> _Exercise aim_:
Line by line, set down the records exactly as they appear below.

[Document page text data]
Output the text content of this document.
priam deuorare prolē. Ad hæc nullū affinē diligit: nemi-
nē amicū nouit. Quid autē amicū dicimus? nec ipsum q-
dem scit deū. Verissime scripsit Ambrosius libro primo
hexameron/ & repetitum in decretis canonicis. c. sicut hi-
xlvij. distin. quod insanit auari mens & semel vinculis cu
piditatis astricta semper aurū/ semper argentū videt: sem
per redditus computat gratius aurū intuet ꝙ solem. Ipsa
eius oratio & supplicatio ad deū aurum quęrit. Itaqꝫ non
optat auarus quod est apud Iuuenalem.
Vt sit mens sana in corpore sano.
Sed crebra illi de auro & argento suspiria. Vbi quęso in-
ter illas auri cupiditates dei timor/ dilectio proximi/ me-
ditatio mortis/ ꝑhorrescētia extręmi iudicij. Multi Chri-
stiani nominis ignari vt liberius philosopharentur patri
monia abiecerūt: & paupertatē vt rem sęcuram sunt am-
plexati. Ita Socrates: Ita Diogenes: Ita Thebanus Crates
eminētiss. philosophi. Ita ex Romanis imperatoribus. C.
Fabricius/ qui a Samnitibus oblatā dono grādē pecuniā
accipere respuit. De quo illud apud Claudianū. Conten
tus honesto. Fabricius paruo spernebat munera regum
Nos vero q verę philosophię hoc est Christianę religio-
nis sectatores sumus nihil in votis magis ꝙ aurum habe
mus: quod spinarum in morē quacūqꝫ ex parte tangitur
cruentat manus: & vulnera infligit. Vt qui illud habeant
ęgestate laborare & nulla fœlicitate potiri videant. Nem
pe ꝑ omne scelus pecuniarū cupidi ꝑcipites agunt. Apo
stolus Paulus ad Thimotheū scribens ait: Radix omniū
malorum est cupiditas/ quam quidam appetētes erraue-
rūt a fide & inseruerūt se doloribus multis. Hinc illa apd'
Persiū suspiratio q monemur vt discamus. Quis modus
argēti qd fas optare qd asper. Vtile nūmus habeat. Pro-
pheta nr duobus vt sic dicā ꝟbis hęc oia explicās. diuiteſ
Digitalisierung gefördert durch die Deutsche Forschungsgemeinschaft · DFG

> _Solution_:
Output the text content of this document.
priam deuorare prolē. Ad hæc nullū affinē diligit: nemi-
nē amicū nouit. Quid autē amicū dicimus? nec ipsum q-
dem scit deū. Verissime scripsit Ambrosius libro primo
hexameron/ & repetitum in decretis canonicis. c. sicut hi-
xlvij. distin. quod insanit auari mens & semel vinculis cu
piditatis astricta semper aurū/ semper argentū videt: sem
per redditus computat gratius aurū intuet ꝙ solem. Ipsa
eius oratio & supplicatio ad deū aurum quęrit. Itaqꝫ non
optat auarus quod est apud Iuuenalem.
Vt sit mens sana in corpore sano.
Sed crebra illi de auro & argento suspiria. Vbi quęso in-
ter illas auri cupiditates dei timor/ dilectio proximi/ me-
ditatio mortis/ ꝑhorrescētia extręmi iudicij. Multi Chri-
stiani nominis ignari vt liberius philosopharentur patri
monia abiecerūt: & paupertatē vt rem sęcuram sunt am-
plexati. Ita Socrates: Ita Diogenes: Ita Thebanus Crates
eminētiss. philosophi. Ita ex Romanis imperatoribus. C.
Fabricius/ qui a Samnitibus oblatā dono grādē pecuniā
accipere respuit. De quo illud apud Claudianū. Conten
tus honesto. Fabricius paruo spernebat munera regum
Nos vero q verę philosophię hoc est Christianę religio-
nis sectatores sumus nihil in votis magis ꝙ aurum habe
mus: quod spinarum in morē quacūqꝫ ex parte tangitur
cruentat manus: & vulnera infligit. Vt qui illud habeant
ęgestate laborare & nulla fœlicitate potiri videant. Nem
pe ꝑ omne scelus pecuniarū cupidi ꝑcipites agunt. Apo
stolus Paulus ad Thimotheū scribens ait: Radix omniū
malorum est cupiditas/ quam quidam appetētes erraue-
rūt a fide & inseruerūt se doloribus multis. Hinc illa apd'
Persiū suspiratio q monemur vt discamus. Quis modus
argēti qd fas optare qd asper. Vtile nūmus habeat. Pro-
pheta nr duobus vt sic dicā ꝟbis hęc oia explicās. diuiteſ
Digitalisierung gefördert durch die Deutsche Forschungsgemeinschaft · DFG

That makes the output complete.